Gather each line containing the string "ability" from these entries.

Figure contents as structured data
=-=-=-=-=

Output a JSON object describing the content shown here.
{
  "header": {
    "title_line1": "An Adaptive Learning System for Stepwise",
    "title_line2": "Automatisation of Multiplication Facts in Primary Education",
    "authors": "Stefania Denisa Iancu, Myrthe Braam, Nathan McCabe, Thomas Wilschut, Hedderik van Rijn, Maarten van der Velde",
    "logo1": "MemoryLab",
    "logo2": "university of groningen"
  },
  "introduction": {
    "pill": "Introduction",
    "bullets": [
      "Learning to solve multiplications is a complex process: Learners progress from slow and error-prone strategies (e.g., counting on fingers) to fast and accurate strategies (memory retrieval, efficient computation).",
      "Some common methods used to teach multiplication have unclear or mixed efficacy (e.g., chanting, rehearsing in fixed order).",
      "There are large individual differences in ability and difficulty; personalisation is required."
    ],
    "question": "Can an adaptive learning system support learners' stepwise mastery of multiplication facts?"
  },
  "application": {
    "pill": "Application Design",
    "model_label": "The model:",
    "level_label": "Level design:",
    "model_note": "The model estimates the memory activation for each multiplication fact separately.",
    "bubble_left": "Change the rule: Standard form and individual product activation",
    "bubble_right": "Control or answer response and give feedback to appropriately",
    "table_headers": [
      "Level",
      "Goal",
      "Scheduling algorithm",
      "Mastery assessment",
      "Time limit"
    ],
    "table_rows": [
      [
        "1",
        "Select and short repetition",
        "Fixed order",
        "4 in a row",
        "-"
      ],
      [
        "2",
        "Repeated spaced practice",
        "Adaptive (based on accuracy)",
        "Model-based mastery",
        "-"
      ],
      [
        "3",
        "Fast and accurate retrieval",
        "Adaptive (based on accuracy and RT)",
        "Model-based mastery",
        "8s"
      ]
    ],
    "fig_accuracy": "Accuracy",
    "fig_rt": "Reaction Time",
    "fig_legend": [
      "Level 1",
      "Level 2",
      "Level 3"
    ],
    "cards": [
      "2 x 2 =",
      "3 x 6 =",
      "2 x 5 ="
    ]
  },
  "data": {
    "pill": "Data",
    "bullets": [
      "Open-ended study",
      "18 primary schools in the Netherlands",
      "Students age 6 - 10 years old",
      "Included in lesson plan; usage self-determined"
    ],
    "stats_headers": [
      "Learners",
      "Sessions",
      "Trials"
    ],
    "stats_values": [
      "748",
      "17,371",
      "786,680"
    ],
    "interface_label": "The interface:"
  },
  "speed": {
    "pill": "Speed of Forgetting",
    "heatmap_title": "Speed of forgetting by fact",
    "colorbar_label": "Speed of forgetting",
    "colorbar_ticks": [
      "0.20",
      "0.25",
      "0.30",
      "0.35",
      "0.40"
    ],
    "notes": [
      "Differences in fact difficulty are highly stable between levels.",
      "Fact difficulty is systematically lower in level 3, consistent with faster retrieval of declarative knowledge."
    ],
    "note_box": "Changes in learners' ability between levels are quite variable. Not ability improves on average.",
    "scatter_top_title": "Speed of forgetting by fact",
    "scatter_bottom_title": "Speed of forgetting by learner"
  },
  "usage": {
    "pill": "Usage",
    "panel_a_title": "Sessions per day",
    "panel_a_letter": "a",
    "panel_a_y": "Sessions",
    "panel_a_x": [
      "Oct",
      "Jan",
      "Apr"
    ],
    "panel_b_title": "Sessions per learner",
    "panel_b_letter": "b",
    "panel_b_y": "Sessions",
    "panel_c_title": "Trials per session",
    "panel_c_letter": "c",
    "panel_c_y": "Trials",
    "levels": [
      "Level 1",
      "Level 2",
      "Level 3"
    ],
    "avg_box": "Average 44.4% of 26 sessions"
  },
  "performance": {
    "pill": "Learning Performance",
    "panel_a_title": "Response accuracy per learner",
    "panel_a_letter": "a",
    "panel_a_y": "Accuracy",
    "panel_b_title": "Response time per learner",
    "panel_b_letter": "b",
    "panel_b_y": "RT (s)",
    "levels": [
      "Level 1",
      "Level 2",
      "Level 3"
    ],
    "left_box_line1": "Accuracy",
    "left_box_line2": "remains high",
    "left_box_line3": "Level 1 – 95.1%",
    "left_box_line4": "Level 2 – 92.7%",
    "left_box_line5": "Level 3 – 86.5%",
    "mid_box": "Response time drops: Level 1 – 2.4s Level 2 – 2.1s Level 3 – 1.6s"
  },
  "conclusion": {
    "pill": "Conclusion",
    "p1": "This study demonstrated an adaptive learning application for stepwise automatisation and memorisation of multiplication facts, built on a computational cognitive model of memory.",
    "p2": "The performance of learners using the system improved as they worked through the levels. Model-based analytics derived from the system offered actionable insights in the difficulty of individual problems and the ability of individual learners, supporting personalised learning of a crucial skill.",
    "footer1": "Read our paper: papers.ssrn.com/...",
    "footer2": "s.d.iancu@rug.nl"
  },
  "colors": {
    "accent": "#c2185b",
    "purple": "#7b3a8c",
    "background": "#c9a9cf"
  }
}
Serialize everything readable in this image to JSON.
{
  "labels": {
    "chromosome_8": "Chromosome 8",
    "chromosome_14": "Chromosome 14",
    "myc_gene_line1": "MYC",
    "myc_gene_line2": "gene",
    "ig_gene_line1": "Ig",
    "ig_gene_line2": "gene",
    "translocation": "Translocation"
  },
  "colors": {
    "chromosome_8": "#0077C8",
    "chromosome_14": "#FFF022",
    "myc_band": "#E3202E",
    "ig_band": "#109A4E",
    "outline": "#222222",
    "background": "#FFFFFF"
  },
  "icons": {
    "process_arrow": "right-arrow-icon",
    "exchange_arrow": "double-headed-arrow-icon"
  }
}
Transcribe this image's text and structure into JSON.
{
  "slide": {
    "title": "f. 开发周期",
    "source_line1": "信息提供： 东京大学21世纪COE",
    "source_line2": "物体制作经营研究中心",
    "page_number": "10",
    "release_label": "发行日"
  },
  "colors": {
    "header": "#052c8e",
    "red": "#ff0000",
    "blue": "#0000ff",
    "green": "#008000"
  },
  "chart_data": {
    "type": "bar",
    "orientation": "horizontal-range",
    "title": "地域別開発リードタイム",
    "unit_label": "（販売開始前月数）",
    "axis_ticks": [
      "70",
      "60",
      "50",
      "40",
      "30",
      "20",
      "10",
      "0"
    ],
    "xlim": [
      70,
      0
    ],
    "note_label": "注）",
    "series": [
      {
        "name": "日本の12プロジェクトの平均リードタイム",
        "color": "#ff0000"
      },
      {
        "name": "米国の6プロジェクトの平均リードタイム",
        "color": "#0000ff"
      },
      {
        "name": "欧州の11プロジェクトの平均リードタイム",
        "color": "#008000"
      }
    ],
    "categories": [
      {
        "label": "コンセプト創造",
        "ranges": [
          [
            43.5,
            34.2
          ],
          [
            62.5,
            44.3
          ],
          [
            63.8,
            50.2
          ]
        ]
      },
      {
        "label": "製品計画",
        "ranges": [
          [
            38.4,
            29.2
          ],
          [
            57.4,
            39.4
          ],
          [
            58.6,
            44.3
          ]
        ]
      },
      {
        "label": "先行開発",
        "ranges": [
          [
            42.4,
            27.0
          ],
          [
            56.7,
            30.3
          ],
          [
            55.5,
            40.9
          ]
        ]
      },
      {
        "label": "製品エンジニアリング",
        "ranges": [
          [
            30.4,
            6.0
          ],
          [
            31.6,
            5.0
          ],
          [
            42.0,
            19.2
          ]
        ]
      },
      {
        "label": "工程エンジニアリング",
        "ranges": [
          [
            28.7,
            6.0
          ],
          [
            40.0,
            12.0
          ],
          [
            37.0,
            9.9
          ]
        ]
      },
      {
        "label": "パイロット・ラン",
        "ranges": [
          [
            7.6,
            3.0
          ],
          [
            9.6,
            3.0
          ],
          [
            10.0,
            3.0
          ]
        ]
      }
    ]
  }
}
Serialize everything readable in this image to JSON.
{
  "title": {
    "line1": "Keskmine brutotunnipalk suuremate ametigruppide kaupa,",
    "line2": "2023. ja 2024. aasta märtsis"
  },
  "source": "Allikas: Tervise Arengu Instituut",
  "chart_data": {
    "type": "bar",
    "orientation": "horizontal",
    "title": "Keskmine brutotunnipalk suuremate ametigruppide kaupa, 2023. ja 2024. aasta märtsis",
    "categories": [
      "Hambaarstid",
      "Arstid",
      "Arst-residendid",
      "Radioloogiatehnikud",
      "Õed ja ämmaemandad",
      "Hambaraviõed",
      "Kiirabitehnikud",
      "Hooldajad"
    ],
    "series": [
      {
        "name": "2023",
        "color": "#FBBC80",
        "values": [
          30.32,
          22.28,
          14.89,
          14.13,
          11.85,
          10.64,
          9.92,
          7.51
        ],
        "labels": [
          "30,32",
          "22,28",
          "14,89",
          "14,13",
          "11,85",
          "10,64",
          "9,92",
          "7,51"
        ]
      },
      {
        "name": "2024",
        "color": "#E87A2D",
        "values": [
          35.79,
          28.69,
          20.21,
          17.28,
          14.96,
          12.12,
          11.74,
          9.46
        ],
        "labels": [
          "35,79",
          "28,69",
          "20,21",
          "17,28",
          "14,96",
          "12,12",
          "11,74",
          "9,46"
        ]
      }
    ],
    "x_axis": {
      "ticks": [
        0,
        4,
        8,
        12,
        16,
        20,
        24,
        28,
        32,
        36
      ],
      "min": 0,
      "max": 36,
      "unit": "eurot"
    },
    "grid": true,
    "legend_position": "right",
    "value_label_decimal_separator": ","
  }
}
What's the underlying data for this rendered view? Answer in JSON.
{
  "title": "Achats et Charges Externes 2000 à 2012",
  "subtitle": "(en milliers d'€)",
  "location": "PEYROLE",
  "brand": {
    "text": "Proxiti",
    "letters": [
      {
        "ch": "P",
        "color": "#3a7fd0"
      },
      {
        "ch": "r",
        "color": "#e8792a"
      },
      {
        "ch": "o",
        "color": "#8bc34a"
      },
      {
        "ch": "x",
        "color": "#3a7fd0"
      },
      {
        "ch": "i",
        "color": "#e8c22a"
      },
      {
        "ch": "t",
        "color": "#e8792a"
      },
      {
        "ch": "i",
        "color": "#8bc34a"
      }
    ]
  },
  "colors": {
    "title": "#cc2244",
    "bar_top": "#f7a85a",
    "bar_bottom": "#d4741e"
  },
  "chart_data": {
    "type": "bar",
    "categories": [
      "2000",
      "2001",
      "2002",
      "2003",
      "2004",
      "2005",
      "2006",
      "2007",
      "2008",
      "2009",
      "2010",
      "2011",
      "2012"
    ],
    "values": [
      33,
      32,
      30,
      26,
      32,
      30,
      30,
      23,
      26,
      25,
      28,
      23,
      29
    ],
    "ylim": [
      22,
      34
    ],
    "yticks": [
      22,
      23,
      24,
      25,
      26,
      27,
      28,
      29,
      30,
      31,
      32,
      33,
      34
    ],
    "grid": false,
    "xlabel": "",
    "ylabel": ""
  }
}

=-=-=-=-=

_CORRECT RESPONSE_
      "There are large individual differences in ability and difficulty; personalisation is required."
    "note_box": "Changes in learners' ability between levels are quite variable. Not ability improves on average.",
    "p2": "The performance of learners using the system improved as they worked through the levels. Model-based analytics derived from the system offered actionable insights in the difficulty of individual problems and the ability of individual learners, supporting personalised learning of a crucial skill.",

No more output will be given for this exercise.